### [MATERIAL TO PROCESS]
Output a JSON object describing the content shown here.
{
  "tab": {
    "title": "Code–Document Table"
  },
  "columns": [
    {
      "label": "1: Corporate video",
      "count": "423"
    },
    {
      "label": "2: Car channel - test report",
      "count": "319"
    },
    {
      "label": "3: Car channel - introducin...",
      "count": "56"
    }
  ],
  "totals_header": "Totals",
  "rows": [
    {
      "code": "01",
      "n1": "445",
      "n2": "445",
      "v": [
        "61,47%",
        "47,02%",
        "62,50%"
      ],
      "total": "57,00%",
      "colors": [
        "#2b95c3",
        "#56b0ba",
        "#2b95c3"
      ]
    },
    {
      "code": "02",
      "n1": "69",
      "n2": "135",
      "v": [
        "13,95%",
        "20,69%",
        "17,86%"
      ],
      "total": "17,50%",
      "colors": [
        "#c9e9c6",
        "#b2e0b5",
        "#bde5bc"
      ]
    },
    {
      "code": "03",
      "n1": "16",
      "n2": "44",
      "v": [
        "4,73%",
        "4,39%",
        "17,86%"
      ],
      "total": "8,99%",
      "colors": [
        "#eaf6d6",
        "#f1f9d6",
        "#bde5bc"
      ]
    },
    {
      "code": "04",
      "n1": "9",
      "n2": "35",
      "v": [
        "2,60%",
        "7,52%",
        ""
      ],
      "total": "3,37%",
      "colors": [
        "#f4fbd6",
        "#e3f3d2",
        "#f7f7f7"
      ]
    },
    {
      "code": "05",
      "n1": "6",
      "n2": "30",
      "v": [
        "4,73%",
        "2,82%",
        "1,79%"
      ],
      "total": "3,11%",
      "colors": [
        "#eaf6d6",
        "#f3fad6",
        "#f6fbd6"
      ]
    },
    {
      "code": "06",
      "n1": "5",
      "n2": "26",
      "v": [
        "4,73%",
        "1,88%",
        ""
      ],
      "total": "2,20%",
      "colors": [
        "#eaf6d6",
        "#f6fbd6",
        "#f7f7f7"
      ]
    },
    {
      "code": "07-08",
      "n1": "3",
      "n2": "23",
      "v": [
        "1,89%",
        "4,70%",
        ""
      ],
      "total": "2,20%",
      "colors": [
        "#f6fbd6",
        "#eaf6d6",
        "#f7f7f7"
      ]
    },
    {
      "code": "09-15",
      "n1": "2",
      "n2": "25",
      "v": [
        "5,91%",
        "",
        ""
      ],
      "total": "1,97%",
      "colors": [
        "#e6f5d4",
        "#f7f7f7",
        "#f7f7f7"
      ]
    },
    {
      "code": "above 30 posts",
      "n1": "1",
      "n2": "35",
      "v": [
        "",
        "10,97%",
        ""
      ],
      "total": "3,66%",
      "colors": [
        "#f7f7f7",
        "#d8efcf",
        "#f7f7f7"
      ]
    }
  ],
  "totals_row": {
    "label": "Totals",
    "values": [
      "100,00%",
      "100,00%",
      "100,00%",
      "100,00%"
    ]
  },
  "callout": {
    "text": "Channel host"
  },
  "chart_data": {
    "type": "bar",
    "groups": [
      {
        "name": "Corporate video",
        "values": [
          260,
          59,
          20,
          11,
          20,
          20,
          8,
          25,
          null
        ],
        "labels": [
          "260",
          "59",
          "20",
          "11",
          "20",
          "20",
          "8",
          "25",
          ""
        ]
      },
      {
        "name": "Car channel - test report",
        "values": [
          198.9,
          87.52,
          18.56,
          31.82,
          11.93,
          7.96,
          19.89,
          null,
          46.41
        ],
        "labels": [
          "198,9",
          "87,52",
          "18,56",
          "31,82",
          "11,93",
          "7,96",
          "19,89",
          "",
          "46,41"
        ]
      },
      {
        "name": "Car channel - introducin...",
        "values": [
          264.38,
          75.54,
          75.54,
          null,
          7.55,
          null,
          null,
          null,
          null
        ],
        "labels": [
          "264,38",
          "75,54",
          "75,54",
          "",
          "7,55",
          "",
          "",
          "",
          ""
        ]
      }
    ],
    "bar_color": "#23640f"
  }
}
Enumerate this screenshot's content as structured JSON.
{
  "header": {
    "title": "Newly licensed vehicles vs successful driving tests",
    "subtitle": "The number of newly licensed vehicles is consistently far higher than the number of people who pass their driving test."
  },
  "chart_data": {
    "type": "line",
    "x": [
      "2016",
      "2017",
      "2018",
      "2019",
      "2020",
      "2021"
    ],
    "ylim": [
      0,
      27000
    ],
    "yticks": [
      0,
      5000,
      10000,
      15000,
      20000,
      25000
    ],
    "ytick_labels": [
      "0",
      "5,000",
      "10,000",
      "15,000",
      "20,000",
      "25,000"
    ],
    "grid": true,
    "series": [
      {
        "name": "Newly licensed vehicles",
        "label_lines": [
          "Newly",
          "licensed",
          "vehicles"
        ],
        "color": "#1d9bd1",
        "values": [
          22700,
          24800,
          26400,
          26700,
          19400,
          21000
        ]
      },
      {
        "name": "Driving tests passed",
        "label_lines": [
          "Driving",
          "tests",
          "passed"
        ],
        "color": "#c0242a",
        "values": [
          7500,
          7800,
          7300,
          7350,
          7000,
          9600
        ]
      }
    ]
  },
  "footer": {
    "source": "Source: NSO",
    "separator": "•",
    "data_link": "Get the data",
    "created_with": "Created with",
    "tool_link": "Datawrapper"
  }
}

### [TASK TO CARRY OUT]
Reproduce each entry from the records above, character for character.

### [TASK RESPONSE]
Output a JSON object describing the content shown here.
{
  "tab": {
    "title": "Code–Document Table"
  },
  "columns": [
    {
      "label": "1: Corporate video",
      "count": "423"
    },
    {
      "label": "2: Car channel - test report",
      "count": "319"
    },
    {
      "label": "3: Car channel - introducin...",
      "count": "56"
    }
  ],
  "totals_header": "Totals",
  "rows": [
    {
      "code": "01",
      "n1": "445",
      "n2": "445",
      "v": [
        "61,47%",
        "47,02%",
        "62,50%"
      ],
      "total": "57,00%",
      "colors": [
        "#2b95c3",
        "#56b0ba",
        "#2b95c3"
      ]
    },
    {
      "code": "02",
      "n1": "69",
      "n2": "135",
      "v": [
        "13,95%",
        "20,69%",
        "17,86%"
      ],
      "total": "17,50%",
      "colors": [
        "#c9e9c6",
        "#b2e0b5",
        "#bde5bc"
      ]
    },
    {
      "code": "03",
      "n1": "16",
      "n2": "44",
      "v": [
        "4,73%",
        "4,39%",
        "17,86%"
      ],
      "total": "8,99%",
      "colors": [
        "#eaf6d6",
        "#f1f9d6",
        "#bde5bc"
      ]
    },
    {
      "code": "04",
      "n1": "9",
      "n2": "35",
      "v": [
        "2,60%",
        "7,52%",
        ""
      ],
      "total": "3,37%",
      "colors": [
        "#f4fbd6",
        "#e3f3d2",
        "#f7f7f7"
      ]
    },
    {
      "code": "05",
      "n1": "6",
      "n2": "30",
      "v": [
        "4,73%",
        "2,82%",
        "1,79%"
      ],
      "total": "3,11%",
      "colors": [
        "#eaf6d6",
        "#f3fad6",
        "#f6fbd6"
      ]
    },
    {
      "code": "06",
      "n1": "5",
      "n2": "26",
      "v": [
        "4,73%",
        "1,88%",
        ""
      ],
      "total": "2,20%",
      "colors": [
        "#eaf6d6",
        "#f6fbd6",
        "#f7f7f7"
      ]
    },
    {
      "code": "07-08",
      "n1": "3",
      "n2": "23",
      "v": [
        "1,89%",
        "4,70%",
        ""
      ],
      "total": "2,20%",
      "colors": [
        "#f6fbd6",
        "#eaf6d6",
        "#f7f7f7"
      ]
    },
    {
      "code": "09-15",
      "n1": "2",
      "n2": "25",
      "v": [
        "5,91%",
        "",
        ""
      ],
      "total": "1,97%",
      "colors": [
        "#e6f5d4",
        "#f7f7f7",
        "#f7f7f7"
      ]
    },
    {
      "code": "above 30 posts",
      "n1": "1",
      "n2": "35",
      "v": [
        "",
        "10,97%",
        ""
      ],
      "total": "3,66%",
      "colors": [
        "#f7f7f7",
        "#d8efcf",
        "#f7f7f7"
      ]
    }
  ],
  "totals_row": {
    "label": "Totals",
    "values": [
      "100,00%",
      "100,00%",
      "100,00%",
      "100,00%"
    ]
  },
  "callout": {
    "text": "Channel host"
  },
  "chart_data": {
    "type": "bar",
    "groups": [
      {
        "name": "Corporate video",
        "values": [
          260,
          59,
          20,
          11,
          20,
          20,
          8,
          25,
          null
        ],
        "labels": [
          "260",
          "59",
          "20",
          "11",
          "20",
          "20",
          "8",
          "25",
          ""
        ]
      },
      {
        "name": "Car channel - test report",
        "values": [
          198.9,
          87.52,
          18.56,
          31.82,
          11.93,
          7.96,
          19.89,
          null,
          46.41
        ],
        "labels": [
          "198,9",
          "87,52",
          "18,56",
          "31,82",
          "11,93",
          "7,96",
          "19,89",
          "",
          "46,41"
        ]
      },
      {
        "name": "Car channel - introducin...",
        "values": [
          264.38,
          75.54,
          75.54,
          null,
          7.55,
          null,
          null,
          null,
          null
        ],
        "labels": [
          "264,38",
          "75,54",
          "75,54",
          "",
          "7,55",
          "",
          "",
          "",
          ""
        ]
      }
    ],
    "bar_color": "#23640f"
  }
}
Enumerate this screenshot's content as structured JSON.
{
  "header": {
    "title": "Newly licensed vehicles vs successful driving tests",
    "subtitle": "The number of newly licensed vehicles is consistently far higher than the number of people who pass their driving test."
  },
  "chart_data": {
    "type": "line",
    "x": [
      "2016",
      "2017",
      "2018",
      "2019",
      "2020",
      "2021"
    ],
    "ylim": [
      0,
      27000
    ],
    "yticks": [
      0,
      5000,
      10000,
      15000,
      20000,
      25000
    ],
    "ytick_labels": [
      "0",
      "5,000",
      "10,000",
      "15,000",
      "20,000",
      "25,000"
    ],
    "grid": true,
    "series": [
      {
        "name": "Newly licensed vehicles",
        "label_lines": [
          "Newly",
          "licensed",
          "vehicles"
        ],
        "color": "#1d9bd1",
        "values": [
          22700,
          24800,
          26400,
          26700,
          19400,
          21000
        ]
      },
      {
        "name": "Driving tests passed",
        "label_lines": [
          "Driving",
          "tests",
          "passed"
        ],
        "color": "#c0242a",
        "values": [
          7500,
          7800,
          7300,
          7350,
          7000,
          9600
        ]
      }
    ]
  },
  "footer": {
    "source": "Source: NSO",
    "separator": "•",
    "data_link": "Get the data",
    "created_with": "Created with",
    "tool_link": "Datawrapper"
  }
}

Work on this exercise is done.